■ DIRECTIONS FOR THIS TASK
Nothing but the text of the records belongs in your answer: repeat all of it exactly and leave out the images.

■ EXERCISE MATERIALS
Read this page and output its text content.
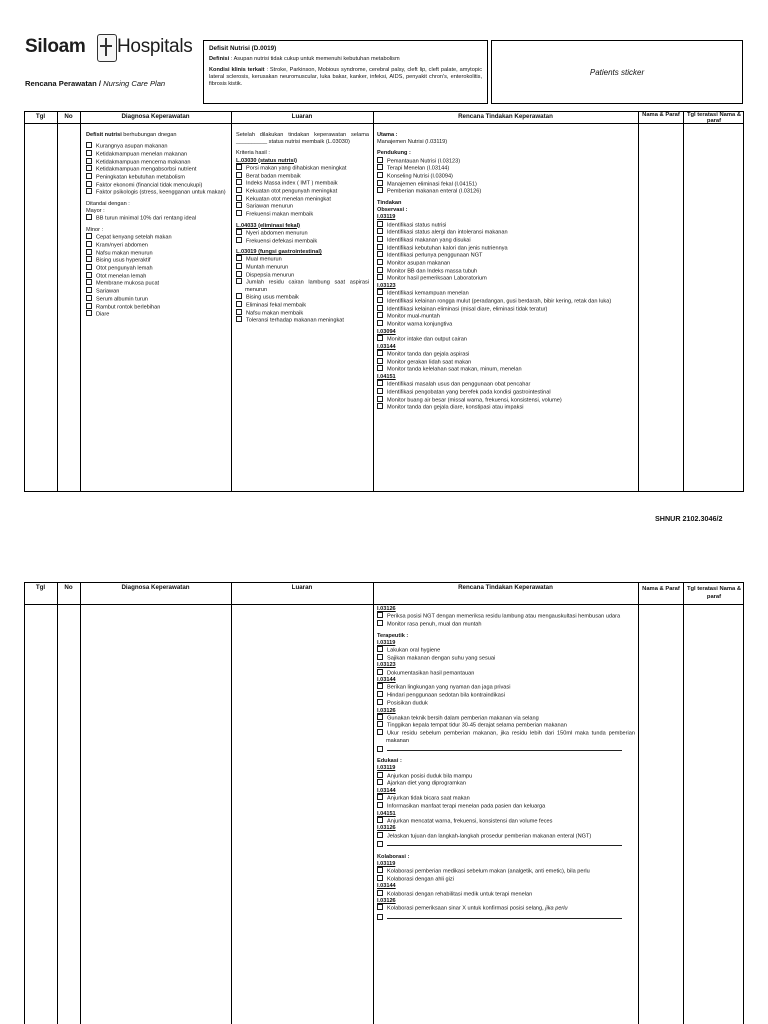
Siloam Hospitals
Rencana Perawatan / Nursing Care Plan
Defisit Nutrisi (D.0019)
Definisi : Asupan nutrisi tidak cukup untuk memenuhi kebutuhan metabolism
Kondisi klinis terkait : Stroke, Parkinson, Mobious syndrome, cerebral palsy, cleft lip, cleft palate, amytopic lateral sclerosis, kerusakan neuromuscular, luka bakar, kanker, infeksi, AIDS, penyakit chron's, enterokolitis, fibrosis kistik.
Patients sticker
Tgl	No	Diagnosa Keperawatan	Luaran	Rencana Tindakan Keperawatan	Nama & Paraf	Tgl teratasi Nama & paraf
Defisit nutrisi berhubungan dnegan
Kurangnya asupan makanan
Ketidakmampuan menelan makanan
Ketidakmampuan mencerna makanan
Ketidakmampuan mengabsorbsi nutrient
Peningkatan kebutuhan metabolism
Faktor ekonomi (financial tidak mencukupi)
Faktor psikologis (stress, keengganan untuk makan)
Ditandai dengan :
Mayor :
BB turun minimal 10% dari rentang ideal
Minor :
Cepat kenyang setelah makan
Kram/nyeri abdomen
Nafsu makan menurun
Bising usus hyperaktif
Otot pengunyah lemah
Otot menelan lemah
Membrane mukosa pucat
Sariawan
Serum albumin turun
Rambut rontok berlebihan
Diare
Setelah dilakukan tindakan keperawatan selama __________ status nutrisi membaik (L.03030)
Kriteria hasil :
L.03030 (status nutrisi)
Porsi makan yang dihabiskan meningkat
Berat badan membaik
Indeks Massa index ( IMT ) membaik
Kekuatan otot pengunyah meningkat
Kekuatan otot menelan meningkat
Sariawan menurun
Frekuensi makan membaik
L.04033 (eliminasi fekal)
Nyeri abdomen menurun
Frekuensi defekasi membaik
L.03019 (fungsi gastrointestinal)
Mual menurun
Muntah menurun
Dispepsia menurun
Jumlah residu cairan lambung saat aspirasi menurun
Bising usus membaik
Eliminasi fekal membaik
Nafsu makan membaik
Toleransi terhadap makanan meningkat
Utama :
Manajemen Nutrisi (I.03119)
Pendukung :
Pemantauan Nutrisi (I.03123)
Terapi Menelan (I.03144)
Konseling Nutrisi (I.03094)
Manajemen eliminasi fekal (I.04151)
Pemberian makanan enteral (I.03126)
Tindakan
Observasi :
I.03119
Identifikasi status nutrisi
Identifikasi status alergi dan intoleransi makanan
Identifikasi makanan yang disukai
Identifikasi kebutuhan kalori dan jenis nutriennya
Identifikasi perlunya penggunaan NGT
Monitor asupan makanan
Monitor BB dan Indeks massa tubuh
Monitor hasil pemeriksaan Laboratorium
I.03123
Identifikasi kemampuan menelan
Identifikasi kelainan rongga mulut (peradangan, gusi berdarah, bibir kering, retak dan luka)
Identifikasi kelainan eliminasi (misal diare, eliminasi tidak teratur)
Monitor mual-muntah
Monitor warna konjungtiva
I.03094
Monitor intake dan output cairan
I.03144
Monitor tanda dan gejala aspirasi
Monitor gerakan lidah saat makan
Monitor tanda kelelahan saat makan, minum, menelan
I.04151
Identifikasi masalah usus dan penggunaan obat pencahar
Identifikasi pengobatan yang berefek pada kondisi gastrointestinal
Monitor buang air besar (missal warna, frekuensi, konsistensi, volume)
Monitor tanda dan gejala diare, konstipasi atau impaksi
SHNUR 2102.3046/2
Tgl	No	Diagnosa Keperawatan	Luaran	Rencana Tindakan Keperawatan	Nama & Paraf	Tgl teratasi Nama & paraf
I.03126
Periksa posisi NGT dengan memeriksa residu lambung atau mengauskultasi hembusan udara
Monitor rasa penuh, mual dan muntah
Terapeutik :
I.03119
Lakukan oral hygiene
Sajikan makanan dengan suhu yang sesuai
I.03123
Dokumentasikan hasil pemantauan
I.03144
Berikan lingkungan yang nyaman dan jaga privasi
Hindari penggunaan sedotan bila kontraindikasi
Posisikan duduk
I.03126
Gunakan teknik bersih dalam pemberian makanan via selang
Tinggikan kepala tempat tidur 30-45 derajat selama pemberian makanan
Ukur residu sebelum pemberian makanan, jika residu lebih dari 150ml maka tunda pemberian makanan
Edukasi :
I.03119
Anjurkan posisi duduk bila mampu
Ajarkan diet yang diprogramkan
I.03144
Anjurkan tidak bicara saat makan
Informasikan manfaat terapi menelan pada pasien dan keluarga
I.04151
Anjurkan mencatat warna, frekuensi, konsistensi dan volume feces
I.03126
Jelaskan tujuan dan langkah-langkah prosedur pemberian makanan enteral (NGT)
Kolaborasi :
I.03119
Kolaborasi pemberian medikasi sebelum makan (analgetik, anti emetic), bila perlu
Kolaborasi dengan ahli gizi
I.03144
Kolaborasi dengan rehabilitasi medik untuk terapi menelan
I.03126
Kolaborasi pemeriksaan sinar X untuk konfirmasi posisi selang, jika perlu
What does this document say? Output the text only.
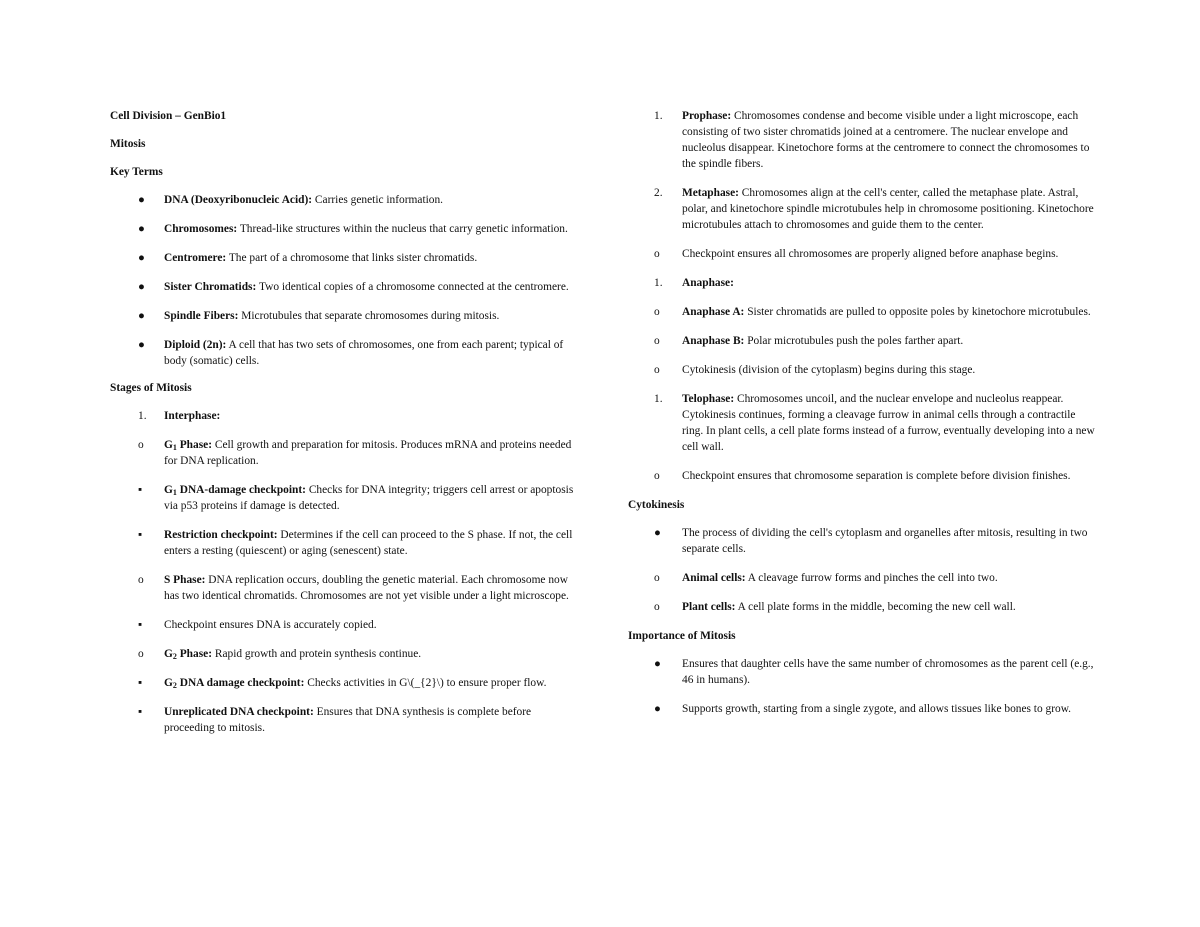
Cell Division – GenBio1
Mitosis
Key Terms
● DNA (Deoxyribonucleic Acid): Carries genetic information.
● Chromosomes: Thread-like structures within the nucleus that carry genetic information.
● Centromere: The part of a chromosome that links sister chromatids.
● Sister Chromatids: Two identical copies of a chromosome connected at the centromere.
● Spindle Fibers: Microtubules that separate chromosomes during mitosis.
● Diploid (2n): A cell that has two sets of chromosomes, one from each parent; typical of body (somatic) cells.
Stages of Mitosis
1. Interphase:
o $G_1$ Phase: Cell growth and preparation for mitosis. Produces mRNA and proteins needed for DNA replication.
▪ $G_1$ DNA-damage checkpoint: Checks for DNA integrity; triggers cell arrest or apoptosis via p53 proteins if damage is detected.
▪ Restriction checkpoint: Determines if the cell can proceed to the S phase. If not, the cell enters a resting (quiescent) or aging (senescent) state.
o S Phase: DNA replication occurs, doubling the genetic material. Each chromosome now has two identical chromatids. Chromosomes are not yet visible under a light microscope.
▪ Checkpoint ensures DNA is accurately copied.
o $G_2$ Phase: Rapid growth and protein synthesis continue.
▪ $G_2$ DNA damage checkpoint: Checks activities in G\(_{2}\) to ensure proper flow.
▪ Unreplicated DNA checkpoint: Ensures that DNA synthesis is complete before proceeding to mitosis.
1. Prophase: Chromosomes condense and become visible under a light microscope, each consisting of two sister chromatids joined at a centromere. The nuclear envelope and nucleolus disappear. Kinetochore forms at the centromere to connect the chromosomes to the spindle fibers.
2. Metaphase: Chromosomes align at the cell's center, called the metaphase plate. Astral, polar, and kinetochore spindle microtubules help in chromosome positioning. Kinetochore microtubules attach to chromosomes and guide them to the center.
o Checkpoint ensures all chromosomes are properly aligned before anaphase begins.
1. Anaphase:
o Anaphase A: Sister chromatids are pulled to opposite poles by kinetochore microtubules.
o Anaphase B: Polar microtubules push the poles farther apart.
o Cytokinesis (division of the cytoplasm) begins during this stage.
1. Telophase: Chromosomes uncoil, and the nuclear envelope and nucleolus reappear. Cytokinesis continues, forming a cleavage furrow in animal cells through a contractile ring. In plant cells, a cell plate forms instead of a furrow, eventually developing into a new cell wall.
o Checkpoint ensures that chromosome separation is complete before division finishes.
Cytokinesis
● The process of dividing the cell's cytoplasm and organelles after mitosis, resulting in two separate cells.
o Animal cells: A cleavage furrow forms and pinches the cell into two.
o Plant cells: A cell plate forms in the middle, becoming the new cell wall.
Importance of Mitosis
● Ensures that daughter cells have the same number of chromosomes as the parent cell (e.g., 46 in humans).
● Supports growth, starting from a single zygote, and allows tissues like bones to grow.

■ ANSWER AREA
Read this page and output its text content.
Siloam Hospitals
Rencana Perawatan / Nursing Care Plan
Defisit Nutrisi (D.0019)
Definisi : Asupan nutrisi tidak cukup untuk memenuhi kebutuhan metabolism
Kondisi klinis terkait : Stroke, Parkinson, Mobious syndrome, cerebral palsy, cleft lip, cleft palate, amytopic lateral sclerosis, kerusakan neuromuscular, luka bakar, kanker, infeksi, AIDS, penyakit chron's, enterokolitis, fibrosis kistik.
Patients sticker
Tgl	No	Diagnosa Keperawatan	Luaran	Rencana Tindakan Keperawatan	Nama & Paraf	Tgl teratasi Nama & paraf
Defisit nutrisi berhubungan dnegan
Kurangnya asupan makanan
Ketidakmampuan menelan makanan
Ketidakmampuan mencerna makanan
Ketidakmampuan mengabsorbsi nutrient
Peningkatan kebutuhan metabolism
Faktor ekonomi (financial tidak mencukupi)
Faktor psikologis (stress, keengganan untuk makan)
Ditandai dengan :
Mayor :
BB turun minimal 10% dari rentang ideal
Minor :
Cepat kenyang setelah makan
Kram/nyeri abdomen
Nafsu makan menurun
Bising usus hyperaktif
Otot pengunyah lemah
Otot menelan lemah
Membrane mukosa pucat
Sariawan
Serum albumin turun
Rambut rontok berlebihan
Diare
Setelah dilakukan tindakan keperawatan selama __________ status nutrisi membaik (L.03030)
Kriteria hasil :
L.03030 (status nutrisi)
Porsi makan yang dihabiskan meningkat
Berat badan membaik
Indeks Massa index ( IMT ) membaik
Kekuatan otot pengunyah meningkat
Kekuatan otot menelan meningkat
Sariawan menurun
Frekuensi makan membaik
L.04033 (eliminasi fekal)
Nyeri abdomen menurun
Frekuensi defekasi membaik
L.03019 (fungsi gastrointestinal)
Mual menurun
Muntah menurun
Dispepsia menurun
Jumlah residu cairan lambung saat aspirasi menurun
Bising usus membaik
Eliminasi fekal membaik
Nafsu makan membaik
Toleransi terhadap makanan meningkat
Utama :
Manajemen Nutrisi (I.03119)
Pendukung :
Pemantauan Nutrisi (I.03123)
Terapi Menelan (I.03144)
Konseling Nutrisi (I.03094)
Manajemen eliminasi fekal (I.04151)
Pemberian makanan enteral (I.03126)
Tindakan
Observasi :
I.03119
Identifikasi status nutrisi
Identifikasi status alergi dan intoleransi makanan
Identifikasi makanan yang disukai
Identifikasi kebutuhan kalori dan jenis nutriennya
Identifikasi perlunya penggunaan NGT
Monitor asupan makanan
Monitor BB dan Indeks massa tubuh
Monitor hasil pemeriksaan Laboratorium
I.03123
Identifikasi kemampuan menelan
Identifikasi kelainan rongga mulut (peradangan, gusi berdarah, bibir kering, retak dan luka)
Identifikasi kelainan eliminasi (misal diare, eliminasi tidak teratur)
Monitor mual-muntah
Monitor warna konjungtiva
I.03094
Monitor intake dan output cairan
I.03144
Monitor tanda dan gejala aspirasi
Monitor gerakan lidah saat makan
Monitor tanda kelelahan saat makan, minum, menelan
I.04151
Identifikasi masalah usus dan penggunaan obat pencahar
Identifikasi pengobatan yang berefek pada kondisi gastrointestinal
Monitor buang air besar (missal warna, frekuensi, konsistensi, volume)
Monitor tanda dan gejala diare, konstipasi atau impaksi
SHNUR 2102.3046/2
Tgl	No	Diagnosa Keperawatan	Luaran	Rencana Tindakan Keperawatan	Nama & Paraf	Tgl teratasi Nama & paraf
I.03126
Periksa posisi NGT dengan memeriksa residu lambung atau mengauskultasi hembusan udara
Monitor rasa penuh, mual dan muntah
Terapeutik :
I.03119
Lakukan oral hygiene
Sajikan makanan dengan suhu yang sesuai
I.03123
Dokumentasikan hasil pemantauan
I.03144
Berikan lingkungan yang nyaman dan jaga privasi
Hindari penggunaan sedotan bila kontraindikasi
Posisikan duduk
I.03126
Gunakan teknik bersih dalam pemberian makanan via selang
Tinggikan kepala tempat tidur 30-45 derajat selama pemberian makanan
Ukur residu sebelum pemberian makanan, jika residu lebih dari 150ml maka tunda pemberian makanan
Edukasi :
I.03119
Anjurkan posisi duduk bila mampu
Ajarkan diet yang diprogramkan
I.03144
Anjurkan tidak bicara saat makan
Informasikan manfaat terapi menelan pada pasien dan keluarga
I.04151
Anjurkan mencatat warna, frekuensi, konsistensi dan volume feces
I.03126
Jelaskan tujuan dan langkah-langkah prosedur pemberian makanan enteral (NGT)
Kolaborasi :
I.03119
Kolaborasi pemberian medikasi sebelum makan (analgetik, anti emetic), bila perlu
Kolaborasi dengan ahli gizi
I.03144
Kolaborasi dengan rehabilitasi medik untuk terapi menelan
I.03126
Kolaborasi pemeriksaan sinar X untuk konfirmasi posisi selang, jika perlu
What does this document say? Output the text only.
Cell Division – GenBio1
Mitosis
Key Terms
● DNA (Deoxyribonucleic Acid): Carries genetic information.
● Chromosomes: Thread-like structures within the nucleus that carry genetic information.
● Centromere: The part of a chromosome that links sister chromatids.
● Sister Chromatids: Two identical copies of a chromosome connected at the centromere.
● Spindle Fibers: Microtubules that separate chromosomes during mitosis.
● Diploid (2n): A cell that has two sets of chromosomes, one from each parent; typical of body (somatic) cells.
Stages of Mitosis
1. Interphase:
o $G_1$ Phase: Cell growth and preparation for mitosis. Produces mRNA and proteins needed for DNA replication.
▪ $G_1$ DNA-damage checkpoint: Checks for DNA integrity; triggers cell arrest or apoptosis via p53 proteins if damage is detected.
▪ Restriction checkpoint: Determines if the cell can proceed to the S phase. If not, the cell enters a resting (quiescent) or aging (senescent) state.
o S Phase: DNA replication occurs, doubling the genetic material. Each chromosome now has two identical chromatids. Chromosomes are not yet visible under a light microscope.
▪ Checkpoint ensures DNA is accurately copied.
o $G_2$ Phase: Rapid growth and protein synthesis continue.
▪ $G_2$ DNA damage checkpoint: Checks activities in G\(_{2}\) to ensure proper flow.
▪ Unreplicated DNA checkpoint: Ensures that DNA synthesis is complete before proceeding to mitosis.
1. Prophase: Chromosomes condense and become visible under a light microscope, each consisting of two sister chromatids joined at a centromere. The nuclear envelope and nucleolus disappear. Kinetochore forms at the centromere to connect the chromosomes to the spindle fibers.
2. Metaphase: Chromosomes align at the cell's center, called the metaphase plate. Astral, polar, and kinetochore spindle microtubules help in chromosome positioning. Kinetochore microtubules attach to chromosomes and guide them to the center.
o Checkpoint ensures all chromosomes are properly aligned before anaphase begins.
1. Anaphase:
o Anaphase A: Sister chromatids are pulled to opposite poles by kinetochore microtubules.
o Anaphase B: Polar microtubules push the poles farther apart.
o Cytokinesis (division of the cytoplasm) begins during this stage.
1. Telophase: Chromosomes uncoil, and the nuclear envelope and nucleolus reappear. Cytokinesis continues, forming a cleavage furrow in animal cells through a contractile ring. In plant cells, a cell plate forms instead of a furrow, eventually developing into a new cell wall.
o Checkpoint ensures that chromosome separation is complete before division finishes.
Cytokinesis
● The process of dividing the cell's cytoplasm and organelles after mitosis, resulting in two separate cells.
o Animal cells: A cleavage furrow forms and pinches the cell into two.
o Plant cells: A cell plate forms in the middle, becoming the new cell wall.
Importance of Mitosis
● Ensures that daughter cells have the same number of chromosomes as the parent cell (e.g., 46 in humans).
● Supports growth, starting from a single zygote, and allows tissues like bones to grow.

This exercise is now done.